WHAT YOU WILL DO =
Below is the data. Give it again, complete and exact.

PROVIDED DATA =
※ ※ ※

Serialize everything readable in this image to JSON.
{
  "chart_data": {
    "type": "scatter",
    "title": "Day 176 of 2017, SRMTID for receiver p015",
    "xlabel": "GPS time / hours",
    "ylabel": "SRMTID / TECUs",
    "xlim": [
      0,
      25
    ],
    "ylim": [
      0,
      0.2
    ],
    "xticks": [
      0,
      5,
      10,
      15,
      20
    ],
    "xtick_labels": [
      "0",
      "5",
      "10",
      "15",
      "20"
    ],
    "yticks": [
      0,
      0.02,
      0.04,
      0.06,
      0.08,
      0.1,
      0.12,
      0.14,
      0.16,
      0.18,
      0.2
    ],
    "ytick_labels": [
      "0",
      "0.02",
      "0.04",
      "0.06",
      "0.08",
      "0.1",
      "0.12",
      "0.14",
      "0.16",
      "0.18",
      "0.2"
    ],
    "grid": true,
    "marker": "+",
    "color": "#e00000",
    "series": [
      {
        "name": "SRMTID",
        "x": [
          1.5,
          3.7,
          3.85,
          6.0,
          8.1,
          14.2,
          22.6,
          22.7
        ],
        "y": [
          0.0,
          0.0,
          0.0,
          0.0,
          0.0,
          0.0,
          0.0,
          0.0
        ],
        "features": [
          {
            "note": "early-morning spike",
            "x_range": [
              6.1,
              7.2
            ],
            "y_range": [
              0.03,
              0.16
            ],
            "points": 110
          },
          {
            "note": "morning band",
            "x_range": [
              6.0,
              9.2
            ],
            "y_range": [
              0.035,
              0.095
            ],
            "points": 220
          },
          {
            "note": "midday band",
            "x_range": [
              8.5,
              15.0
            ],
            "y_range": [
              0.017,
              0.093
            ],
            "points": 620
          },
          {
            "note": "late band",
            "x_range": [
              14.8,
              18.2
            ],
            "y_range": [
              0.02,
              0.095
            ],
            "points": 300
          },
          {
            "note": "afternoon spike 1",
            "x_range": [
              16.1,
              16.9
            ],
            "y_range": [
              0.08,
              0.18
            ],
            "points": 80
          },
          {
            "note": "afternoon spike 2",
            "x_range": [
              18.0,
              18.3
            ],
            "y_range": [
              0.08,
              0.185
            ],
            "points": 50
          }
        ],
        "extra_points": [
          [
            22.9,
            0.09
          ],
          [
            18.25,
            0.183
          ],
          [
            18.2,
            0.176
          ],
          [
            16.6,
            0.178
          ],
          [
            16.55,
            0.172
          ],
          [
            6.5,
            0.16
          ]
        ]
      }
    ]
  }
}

※ ※ ※

SOLUTION BELOW =
Serialize everything readable in this image to JSON.
{
  "chart_data": {
    "type": "scatter",
    "title": "Day 176 of 2017, SRMTID for receiver p015",
    "xlabel": "GPS time / hours",
    "ylabel": "SRMTID / TECUs",
    "xlim": [
      0,
      25
    ],
    "ylim": [
      0,
      0.2
    ],
    "xticks": [
      0,
      5,
      10,
      15,
      20
    ],
    "xtick_labels": [
      "0",
      "5",
      "10",
      "15",
      "20"
    ],
    "yticks": [
      0,
      0.02,
      0.04,
      0.06,
      0.08,
      0.1,
      0.12,
      0.14,
      0.16,
      0.18,
      0.2
    ],
    "ytick_labels": [
      "0",
      "0.02",
      "0.04",
      "0.06",
      "0.08",
      "0.1",
      "0.12",
      "0.14",
      "0.16",
      "0.18",
      "0.2"
    ],
    "grid": true,
    "marker": "+",
    "color": "#e00000",
    "series": [
      {
        "name": "SRMTID",
        "x": [
          1.5,
          3.7,
          3.85,
          6.0,
          8.1,
          14.2,
          22.6,
          22.7
        ],
        "y": [
          0.0,
          0.0,
          0.0,
          0.0,
          0.0,
          0.0,
          0.0,
          0.0
        ],
        "features": [
          {
            "note": "early-morning spike",
            "x_range": [
              6.1,
              7.2
            ],
            "y_range": [
              0.03,
              0.16
            ],
            "points": 110
          },
          {
            "note": "morning band",
            "x_range": [
              6.0,
              9.2
            ],
            "y_range": [
              0.035,
              0.095
            ],
            "points": 220
          },
          {
            "note": "midday band",
            "x_range": [
              8.5,
              15.0
            ],
            "y_range": [
              0.017,
              0.093
            ],
            "points": 620
          },
          {
            "note": "late band",
            "x_range": [
              14.8,
              18.2
            ],
            "y_range": [
              0.02,
              0.095
            ],
            "points": 300
          },
          {
            "note": "afternoon spike 1",
            "x_range": [
              16.1,
              16.9
            ],
            "y_range": [
              0.08,
              0.18
            ],
            "points": 80
          },
          {
            "note": "afternoon spike 2",
            "x_range": [
              18.0,
              18.3
            ],
            "y_range": [
              0.08,
              0.185
            ],
            "points": 50
          }
        ],
        "extra_points": [
          [
            22.9,
            0.09
          ],
          [
            18.25,
            0.183
          ],
          [
            18.2,
            0.176
          ],
          [
            16.6,
            0.178
          ],
          [
            16.55,
            0.172
          ],
          [
            6.5,
            0.16
          ]
        ]
      }
    ]
  }
}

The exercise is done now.